- TASK TO CARRY OUT -
Below is a listing to transcribe in full and exactly; keep the pictures out.
## BEGIN STORED DATA
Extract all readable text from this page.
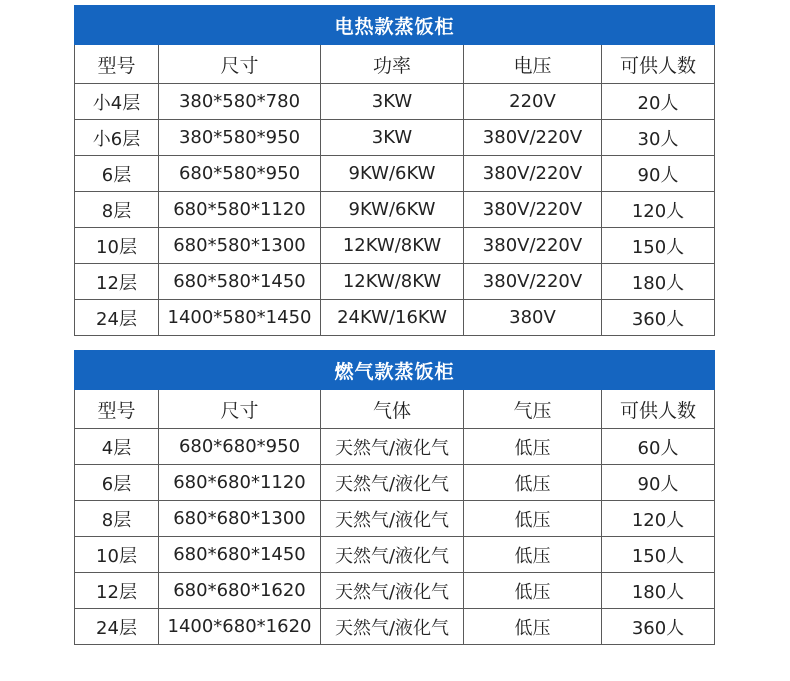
电热款蒸饭柜				
型号	尺寸	功率	电压	可供人数
小4层	380*580*780	3KW	220V	20人
小6层	380*580*950	3KW	380V/220V	30人
6层	680*580*950	9KW/6KW	380V/220V	90人
8层	680*580*1120	9KW/6KW	380V/220V	120人
10层	680*580*1300	12KW/8KW	380V/220V	150人
12层	680*580*1450	12KW/8KW	380V/220V	180人
24层	1400*580*1450	24KW/16KW	380V	360人
燃气款蒸饭柜				
型号	尺寸	气体	气压	可供人数
4层	680*680*950	天然气/液化气	低压	60人
6层	680*680*1120	天然气/液化气	低压	90人
8层	680*680*1300	天然气/液化气	低压	120人
10层	680*680*1450	天然气/液化气	低压	150人
12层	680*680*1620	天然气/液化气	低压	180人
24层	1400*680*1620	天然气/液化气	低压	360人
## END STORED DATA
- ANSWER TO THE PROBLEM -
Extract all readable text from this page.
电热款蒸饭柜				
型号	尺寸	功率	电压	可供人数
小4层	380*580*780	3KW	220V	20人
小6层	380*580*950	3KW	380V/220V	30人
6层	680*580*950	9KW/6KW	380V/220V	90人
8层	680*580*1120	9KW/6KW	380V/220V	120人
10层	680*580*1300	12KW/8KW	380V/220V	150人
12层	680*580*1450	12KW/8KW	380V/220V	180人
24层	1400*580*1450	24KW/16KW	380V	360人
燃气款蒸饭柜				
型号	尺寸	气体	气压	可供人数
4层	680*680*950	天然气/液化气	低压	60人
6层	680*680*1120	天然气/液化气	低压	90人
8层	680*680*1300	天然气/液化气	低压	120人
10层	680*680*1450	天然气/液化气	低压	150人
12层	680*680*1620	天然气/液化气	低压	180人
24层	1400*680*1620	天然气/液化气	低压	360人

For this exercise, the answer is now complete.